═════ Data listing ═════

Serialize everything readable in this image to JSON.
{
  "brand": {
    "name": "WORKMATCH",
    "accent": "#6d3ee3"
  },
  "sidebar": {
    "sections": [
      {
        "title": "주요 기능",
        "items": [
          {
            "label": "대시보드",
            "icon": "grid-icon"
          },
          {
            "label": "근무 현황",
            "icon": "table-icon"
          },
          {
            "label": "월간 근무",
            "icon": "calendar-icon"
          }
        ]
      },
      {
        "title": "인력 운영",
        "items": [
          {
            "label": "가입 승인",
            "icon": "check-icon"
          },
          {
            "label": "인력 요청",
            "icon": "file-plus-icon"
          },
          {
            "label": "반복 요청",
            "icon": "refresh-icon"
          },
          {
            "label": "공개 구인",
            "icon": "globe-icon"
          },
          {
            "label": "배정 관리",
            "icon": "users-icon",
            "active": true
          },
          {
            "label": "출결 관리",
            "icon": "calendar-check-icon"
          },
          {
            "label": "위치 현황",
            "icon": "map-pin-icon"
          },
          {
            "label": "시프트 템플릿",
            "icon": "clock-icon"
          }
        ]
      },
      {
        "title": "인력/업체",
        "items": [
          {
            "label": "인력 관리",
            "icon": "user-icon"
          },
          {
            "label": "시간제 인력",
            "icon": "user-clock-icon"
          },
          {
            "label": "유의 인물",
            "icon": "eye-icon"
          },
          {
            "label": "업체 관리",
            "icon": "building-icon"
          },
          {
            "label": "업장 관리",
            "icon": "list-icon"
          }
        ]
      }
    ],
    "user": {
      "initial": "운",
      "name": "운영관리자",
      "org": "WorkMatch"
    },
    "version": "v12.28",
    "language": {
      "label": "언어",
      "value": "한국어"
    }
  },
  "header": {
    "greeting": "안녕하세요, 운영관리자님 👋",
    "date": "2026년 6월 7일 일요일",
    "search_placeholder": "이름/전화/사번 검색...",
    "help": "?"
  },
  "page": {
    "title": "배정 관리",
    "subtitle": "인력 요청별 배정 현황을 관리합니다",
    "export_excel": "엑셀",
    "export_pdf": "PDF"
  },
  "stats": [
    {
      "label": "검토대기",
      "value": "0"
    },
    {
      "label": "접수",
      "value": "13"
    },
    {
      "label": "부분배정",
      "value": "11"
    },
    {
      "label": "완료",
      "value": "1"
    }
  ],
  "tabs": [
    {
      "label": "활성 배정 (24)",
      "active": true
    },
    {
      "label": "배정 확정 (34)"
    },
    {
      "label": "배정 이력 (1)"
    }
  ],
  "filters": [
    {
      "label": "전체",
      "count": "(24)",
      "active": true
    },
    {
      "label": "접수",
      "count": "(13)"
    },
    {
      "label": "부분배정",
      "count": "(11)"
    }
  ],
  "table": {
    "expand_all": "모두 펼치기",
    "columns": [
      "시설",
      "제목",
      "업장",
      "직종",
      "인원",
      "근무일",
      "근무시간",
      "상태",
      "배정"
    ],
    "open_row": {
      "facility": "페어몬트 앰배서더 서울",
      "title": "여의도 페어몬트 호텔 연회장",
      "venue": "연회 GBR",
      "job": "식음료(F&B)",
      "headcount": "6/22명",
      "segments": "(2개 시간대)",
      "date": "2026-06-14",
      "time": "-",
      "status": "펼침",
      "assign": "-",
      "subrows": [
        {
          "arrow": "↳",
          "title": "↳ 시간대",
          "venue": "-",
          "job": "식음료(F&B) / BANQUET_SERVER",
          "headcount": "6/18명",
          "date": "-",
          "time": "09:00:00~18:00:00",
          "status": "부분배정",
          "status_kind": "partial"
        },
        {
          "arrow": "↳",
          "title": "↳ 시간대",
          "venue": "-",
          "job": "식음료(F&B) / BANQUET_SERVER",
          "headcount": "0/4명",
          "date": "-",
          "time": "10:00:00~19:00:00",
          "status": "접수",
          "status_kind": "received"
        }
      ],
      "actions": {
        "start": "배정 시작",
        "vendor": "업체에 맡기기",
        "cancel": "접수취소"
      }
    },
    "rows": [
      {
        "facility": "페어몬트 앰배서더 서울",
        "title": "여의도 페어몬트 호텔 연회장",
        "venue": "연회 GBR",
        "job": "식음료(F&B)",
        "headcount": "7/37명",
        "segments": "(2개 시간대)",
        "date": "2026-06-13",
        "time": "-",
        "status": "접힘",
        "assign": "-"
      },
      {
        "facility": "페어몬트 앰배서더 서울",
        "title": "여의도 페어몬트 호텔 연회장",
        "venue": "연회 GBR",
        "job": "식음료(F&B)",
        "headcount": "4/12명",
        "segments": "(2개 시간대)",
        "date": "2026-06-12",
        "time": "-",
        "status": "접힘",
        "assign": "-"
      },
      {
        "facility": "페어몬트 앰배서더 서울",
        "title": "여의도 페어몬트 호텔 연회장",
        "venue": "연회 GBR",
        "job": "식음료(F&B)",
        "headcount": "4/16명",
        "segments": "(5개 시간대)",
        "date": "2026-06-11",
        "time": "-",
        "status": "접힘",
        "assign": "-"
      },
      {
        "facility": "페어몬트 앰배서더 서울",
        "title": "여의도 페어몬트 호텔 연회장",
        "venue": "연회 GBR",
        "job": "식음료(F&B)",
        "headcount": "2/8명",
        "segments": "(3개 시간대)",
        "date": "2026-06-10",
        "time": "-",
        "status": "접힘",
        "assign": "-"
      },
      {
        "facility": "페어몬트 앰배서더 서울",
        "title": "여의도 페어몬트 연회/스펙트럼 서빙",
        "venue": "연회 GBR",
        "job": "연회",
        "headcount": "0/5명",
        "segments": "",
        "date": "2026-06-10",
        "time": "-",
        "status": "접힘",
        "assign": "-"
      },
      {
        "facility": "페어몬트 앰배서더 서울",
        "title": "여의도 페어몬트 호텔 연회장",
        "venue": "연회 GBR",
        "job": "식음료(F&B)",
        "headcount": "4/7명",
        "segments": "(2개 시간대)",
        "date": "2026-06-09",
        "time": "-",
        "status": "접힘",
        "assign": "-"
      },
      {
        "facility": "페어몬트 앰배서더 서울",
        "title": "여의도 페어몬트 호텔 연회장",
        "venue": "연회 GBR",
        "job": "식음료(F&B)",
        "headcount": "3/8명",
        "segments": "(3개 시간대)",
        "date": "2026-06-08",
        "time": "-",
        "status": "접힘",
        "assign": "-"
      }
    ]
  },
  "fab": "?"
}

═════

Please reproduce the entire listing, exactly as shown.

Serialize everything readable in this image to JSON.
{
  "brand": {
    "name": "WORKMATCH",
    "accent": "#6d3ee3"
  },
  "sidebar": {
    "sections": [
      {
        "title": "주요 기능",
        "items": [
          {
            "label": "대시보드",
            "icon": "grid-icon"
          },
          {
            "label": "근무 현황",
            "icon": "table-icon"
          },
          {
            "label": "월간 근무",
            "icon": "calendar-icon"
          }
        ]
      },
      {
        "title": "인력 운영",
        "items": [
          {
            "label": "가입 승인",
            "icon": "check-icon"
          },
          {
            "label": "인력 요청",
            "icon": "file-plus-icon"
          },
          {
            "label": "반복 요청",
            "icon": "refresh-icon"
          },
          {
            "label": "공개 구인",
            "icon": "globe-icon"
          },
          {
            "label": "배정 관리",
            "icon": "users-icon",
            "active": true
          },
          {
            "label": "출결 관리",
            "icon": "calendar-check-icon"
          },
          {
            "label": "위치 현황",
            "icon": "map-pin-icon"
          },
          {
            "label": "시프트 템플릿",
            "icon": "clock-icon"
          }
        ]
      },
      {
        "title": "인력/업체",
        "items": [
          {
            "label": "인력 관리",
            "icon": "user-icon"
          },
          {
            "label": "시간제 인력",
            "icon": "user-clock-icon"
          },
          {
            "label": "유의 인물",
            "icon": "eye-icon"
          },
          {
            "label": "업체 관리",
            "icon": "building-icon"
          },
          {
            "label": "업장 관리",
            "icon": "list-icon"
          }
        ]
      }
    ],
    "user": {
      "initial": "운",
      "name": "운영관리자",
      "org": "WorkMatch"
    },
    "version": "v12.28",
    "language": {
      "label": "언어",
      "value": "한국어"
    }
  },
  "header": {
    "greeting": "안녕하세요, 운영관리자님 👋",
    "date": "2026년 6월 7일 일요일",
    "search_placeholder": "이름/전화/사번 검색...",
    "help": "?"
  },
  "page": {
    "title": "배정 관리",
    "subtitle": "인력 요청별 배정 현황을 관리합니다",
    "export_excel": "엑셀",
    "export_pdf": "PDF"
  },
  "stats": [
    {
      "label": "검토대기",
      "value": "0"
    },
    {
      "label": "접수",
      "value": "13"
    },
    {
      "label": "부분배정",
      "value": "11"
    },
    {
      "label": "완료",
      "value": "1"
    }
  ],
  "tabs": [
    {
      "label": "활성 배정 (24)",
      "active": true
    },
    {
      "label": "배정 확정 (34)"
    },
    {
      "label": "배정 이력 (1)"
    }
  ],
  "filters": [
    {
      "label": "전체",
      "count": "(24)",
      "active": true
    },
    {
      "label": "접수",
      "count": "(13)"
    },
    {
      "label": "부분배정",
      "count": "(11)"
    }
  ],
  "table": {
    "expand_all": "모두 펼치기",
    "columns": [
      "시설",
      "제목",
      "업장",
      "직종",
      "인원",
      "근무일",
      "근무시간",
      "상태",
      "배정"
    ],
    "open_row": {
      "facility": "페어몬트 앰배서더 서울",
      "title": "여의도 페어몬트 호텔 연회장",
      "venue": "연회 GBR",
      "job": "식음료(F&B)",
      "headcount": "6/22명",
      "segments": "(2개 시간대)",
      "date": "2026-06-14",
      "time": "-",
      "status": "펼침",
      "assign": "-",
      "subrows": [
        {
          "arrow": "↳",
          "title": "↳ 시간대",
          "venue": "-",
          "job": "식음료(F&B) / BANQUET_SERVER",
          "headcount": "6/18명",
          "date": "-",
          "time": "09:00:00~18:00:00",
          "status": "부분배정",
          "status_kind": "partial"
        },
        {
          "arrow": "↳",
          "title": "↳ 시간대",
          "venue": "-",
          "job": "식음료(F&B) / BANQUET_SERVER",
          "headcount": "0/4명",
          "date": "-",
          "time": "10:00:00~19:00:00",
          "status": "접수",
          "status_kind": "received"
        }
      ],
      "actions": {
        "start": "배정 시작",
        "vendor": "업체에 맡기기",
        "cancel": "접수취소"
      }
    },
    "rows": [
      {
        "facility": "페어몬트 앰배서더 서울",
        "title": "여의도 페어몬트 호텔 연회장",
        "venue": "연회 GBR",
        "job": "식음료(F&B)",
        "headcount": "7/37명",
        "segments": "(2개 시간대)",
        "date": "2026-06-13",
        "time": "-",
        "status": "접힘",
        "assign": "-"
      },
      {
        "facility": "페어몬트 앰배서더 서울",
        "title": "여의도 페어몬트 호텔 연회장",
        "venue": "연회 GBR",
        "job": "식음료(F&B)",
        "headcount": "4/12명",
        "segments": "(2개 시간대)",
        "date": "2026-06-12",
        "time": "-",
        "status": "접힘",
        "assign": "-"
      },
      {
        "facility": "페어몬트 앰배서더 서울",
        "title": "여의도 페어몬트 호텔 연회장",
        "venue": "연회 GBR",
        "job": "식음료(F&B)",
        "headcount": "4/16명",
        "segments": "(5개 시간대)",
        "date": "2026-06-11",
        "time": "-",
        "status": "접힘",
        "assign": "-"
      },
      {
        "facility": "페어몬트 앰배서더 서울",
        "title": "여의도 페어몬트 호텔 연회장",
        "venue": "연회 GBR",
        "job": "식음료(F&B)",
        "headcount": "2/8명",
        "segments": "(3개 시간대)",
        "date": "2026-06-10",
        "time": "-",
        "status": "접힘",
        "assign": "-"
      },
      {
        "facility": "페어몬트 앰배서더 서울",
        "title": "여의도 페어몬트 연회/스펙트럼 서빙",
        "venue": "연회 GBR",
        "job": "연회",
        "headcount": "0/5명",
        "segments": "",
        "date": "2026-06-10",
        "time": "-",
        "status": "접힘",
        "assign": "-"
      },
      {
        "facility": "페어몬트 앰배서더 서울",
        "title": "여의도 페어몬트 호텔 연회장",
        "venue": "연회 GBR",
        "job": "식음료(F&B)",
        "headcount": "4/7명",
        "segments": "(2개 시간대)",
        "date": "2026-06-09",
        "time": "-",
        "status": "접힘",
        "assign": "-"
      },
      {
        "facility": "페어몬트 앰배서더 서울",
        "title": "여의도 페어몬트 호텔 연회장",
        "venue": "연회 GBR",
        "job": "식음료(F&B)",
        "headcount": "3/8명",
        "segments": "(3개 시간대)",
        "date": "2026-06-08",
        "time": "-",
        "status": "접힘",
        "assign": "-"
      }
    ]
  },
  "fab": "?"
}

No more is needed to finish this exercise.